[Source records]
———

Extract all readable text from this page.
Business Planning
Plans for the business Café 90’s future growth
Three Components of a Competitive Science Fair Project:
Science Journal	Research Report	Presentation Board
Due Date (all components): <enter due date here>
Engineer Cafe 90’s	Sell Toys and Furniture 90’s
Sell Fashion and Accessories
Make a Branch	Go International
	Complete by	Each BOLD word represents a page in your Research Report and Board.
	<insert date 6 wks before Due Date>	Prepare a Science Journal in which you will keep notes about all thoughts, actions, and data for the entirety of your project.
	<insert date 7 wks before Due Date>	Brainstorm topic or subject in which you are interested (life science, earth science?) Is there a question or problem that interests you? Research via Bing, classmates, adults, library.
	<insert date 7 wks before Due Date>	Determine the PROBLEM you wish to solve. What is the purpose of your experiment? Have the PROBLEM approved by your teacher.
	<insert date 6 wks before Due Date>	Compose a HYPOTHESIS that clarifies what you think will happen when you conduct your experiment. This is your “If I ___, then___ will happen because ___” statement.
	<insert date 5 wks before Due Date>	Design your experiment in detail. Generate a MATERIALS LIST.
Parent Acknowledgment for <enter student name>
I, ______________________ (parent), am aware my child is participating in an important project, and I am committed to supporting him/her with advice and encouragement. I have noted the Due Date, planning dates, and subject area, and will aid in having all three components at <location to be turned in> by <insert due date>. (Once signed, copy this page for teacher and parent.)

———

> Problem statement
Copy all the lines, exactly.

> Reply to the exercise
Extract all readable text from this page.
Business Planning
Plans for the business Café 90’s future growth
Three Components of a Competitive Science Fair Project:
Science Journal	Research Report	Presentation Board
Due Date (all components): <enter due date here>
Engineer Cafe 90’s	Sell Toys and Furniture 90’s
Sell Fashion and Accessories
Make a Branch	Go International
	Complete by	Each BOLD word represents a page in your Research Report and Board.
	<insert date 6 wks before Due Date>	Prepare a Science Journal in which you will keep notes about all thoughts, actions, and data for the entirety of your project.
	<insert date 7 wks before Due Date>	Brainstorm topic or subject in which you are interested (life science, earth science?) Is there a question or problem that interests you? Research via Bing, classmates, adults, library.
	<insert date 7 wks before Due Date>	Determine the PROBLEM you wish to solve. What is the purpose of your experiment? Have the PROBLEM approved by your teacher.
	<insert date 6 wks before Due Date>	Compose a HYPOTHESIS that clarifies what you think will happen when you conduct your experiment. This is your “If I ___, then___ will happen because ___” statement.
	<insert date 5 wks before Due Date>	Design your experiment in detail. Generate a MATERIALS LIST.
Parent Acknowledgment for <enter student name>
I, ______________________ (parent), am aware my child is participating in an important project, and I am committed to supporting him/her with advice and encouragement. I have noted the Due Date, planning dates, and subject area, and will aid in having all three components at <location to be turned in> by <insert due date>. (Once signed, copy this page for teacher and parent.)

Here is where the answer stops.